▸ What you need to do
Copy the lines from the one containing "List every element" up to and including the one containing "chart-title: PMI Chỉ", verbatim. Omit the pictures.

▸ Entries supplied
_ _ _ _ _ _ _

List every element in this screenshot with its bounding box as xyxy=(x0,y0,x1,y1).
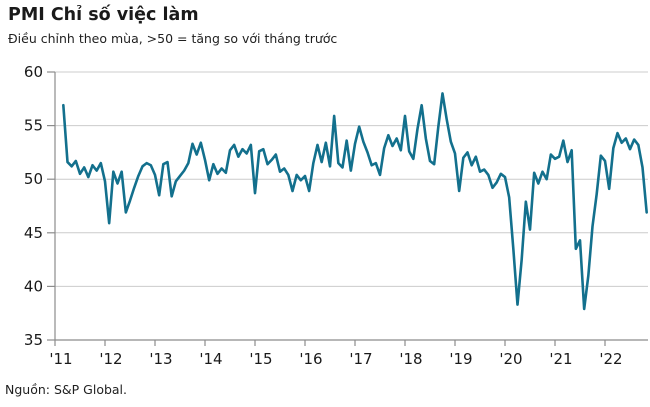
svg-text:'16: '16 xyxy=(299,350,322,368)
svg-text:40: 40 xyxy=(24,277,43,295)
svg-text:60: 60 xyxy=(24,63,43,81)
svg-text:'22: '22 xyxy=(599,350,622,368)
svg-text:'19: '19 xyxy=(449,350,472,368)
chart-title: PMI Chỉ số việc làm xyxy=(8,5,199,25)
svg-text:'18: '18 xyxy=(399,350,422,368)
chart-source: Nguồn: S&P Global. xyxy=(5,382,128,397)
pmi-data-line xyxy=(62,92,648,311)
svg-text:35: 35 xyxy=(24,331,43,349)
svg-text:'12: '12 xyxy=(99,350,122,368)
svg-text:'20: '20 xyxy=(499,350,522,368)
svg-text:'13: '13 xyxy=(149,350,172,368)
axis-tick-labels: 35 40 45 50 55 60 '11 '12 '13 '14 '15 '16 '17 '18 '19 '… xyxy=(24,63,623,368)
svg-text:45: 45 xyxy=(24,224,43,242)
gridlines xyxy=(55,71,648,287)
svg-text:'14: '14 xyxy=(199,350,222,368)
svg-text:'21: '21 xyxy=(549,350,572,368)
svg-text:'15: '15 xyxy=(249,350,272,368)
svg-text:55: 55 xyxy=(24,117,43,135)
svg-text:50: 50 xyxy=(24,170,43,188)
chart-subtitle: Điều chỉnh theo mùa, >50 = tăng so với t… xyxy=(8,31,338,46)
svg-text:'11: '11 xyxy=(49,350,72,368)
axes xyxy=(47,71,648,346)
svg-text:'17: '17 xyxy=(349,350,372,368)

_ _ _ _ _ _ _

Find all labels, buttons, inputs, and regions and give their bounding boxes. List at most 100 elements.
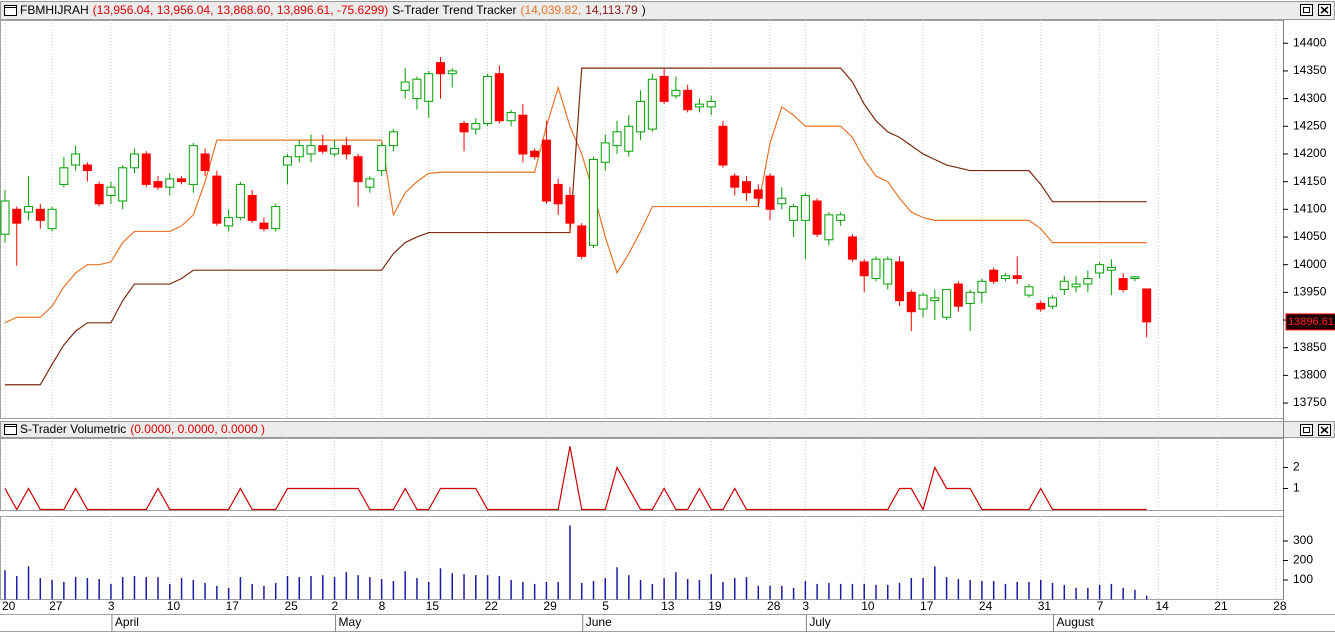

_ _ _ _ _ _ _

▸ Response to the task
List every element in this screenshot with its bounding box as xyxy=(x0,y0,x1,y1).
svg-text:'16: '16 xyxy=(299,350,322,368)
svg-text:40: 40 xyxy=(24,277,43,295)
svg-text:60: 60 xyxy=(24,63,43,81)
svg-text:'22: '22 xyxy=(599,350,622,368)
svg-text:'19: '19 xyxy=(449,350,472,368)
chart-title: PMI Chỉ số việc làm xyxy=(8,5,199,25)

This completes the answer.